● **Record extracts**
■ ■ ■ ■
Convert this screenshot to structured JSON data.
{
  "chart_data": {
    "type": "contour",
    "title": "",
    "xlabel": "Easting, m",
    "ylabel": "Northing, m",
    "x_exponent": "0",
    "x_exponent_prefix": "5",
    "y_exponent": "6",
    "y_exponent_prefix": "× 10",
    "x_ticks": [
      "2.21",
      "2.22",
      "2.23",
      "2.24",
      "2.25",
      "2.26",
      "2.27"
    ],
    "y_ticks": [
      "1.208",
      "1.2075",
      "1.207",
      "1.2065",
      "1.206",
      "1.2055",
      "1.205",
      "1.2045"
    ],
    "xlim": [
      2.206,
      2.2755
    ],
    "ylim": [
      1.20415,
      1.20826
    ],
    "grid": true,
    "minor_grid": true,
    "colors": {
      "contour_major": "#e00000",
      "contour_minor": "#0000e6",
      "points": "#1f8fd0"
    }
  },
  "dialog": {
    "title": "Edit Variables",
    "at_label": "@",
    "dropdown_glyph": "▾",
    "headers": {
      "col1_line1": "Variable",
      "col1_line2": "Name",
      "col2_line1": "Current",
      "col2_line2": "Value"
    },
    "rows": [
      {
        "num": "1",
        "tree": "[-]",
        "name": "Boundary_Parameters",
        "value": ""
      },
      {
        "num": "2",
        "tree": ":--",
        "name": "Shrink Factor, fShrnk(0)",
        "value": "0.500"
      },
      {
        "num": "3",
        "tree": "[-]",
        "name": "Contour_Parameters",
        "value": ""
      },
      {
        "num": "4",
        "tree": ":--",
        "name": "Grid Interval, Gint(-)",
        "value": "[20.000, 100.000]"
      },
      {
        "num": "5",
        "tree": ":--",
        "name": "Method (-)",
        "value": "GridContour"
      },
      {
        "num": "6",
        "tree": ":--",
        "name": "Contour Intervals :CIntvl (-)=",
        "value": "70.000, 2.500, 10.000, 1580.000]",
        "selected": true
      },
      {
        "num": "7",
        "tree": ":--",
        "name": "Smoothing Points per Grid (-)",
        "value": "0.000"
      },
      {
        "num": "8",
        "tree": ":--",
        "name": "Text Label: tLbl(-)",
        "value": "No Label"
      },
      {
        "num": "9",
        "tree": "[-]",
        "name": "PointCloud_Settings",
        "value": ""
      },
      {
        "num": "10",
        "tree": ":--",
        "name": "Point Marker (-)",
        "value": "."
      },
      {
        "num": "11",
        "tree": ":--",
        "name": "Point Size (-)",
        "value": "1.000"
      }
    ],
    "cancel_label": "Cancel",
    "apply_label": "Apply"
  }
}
■ ■ ■ ■
From the records given above, copy all lines containing "true".

    "grid": true,
    "minor_grid": true,
        "selected": true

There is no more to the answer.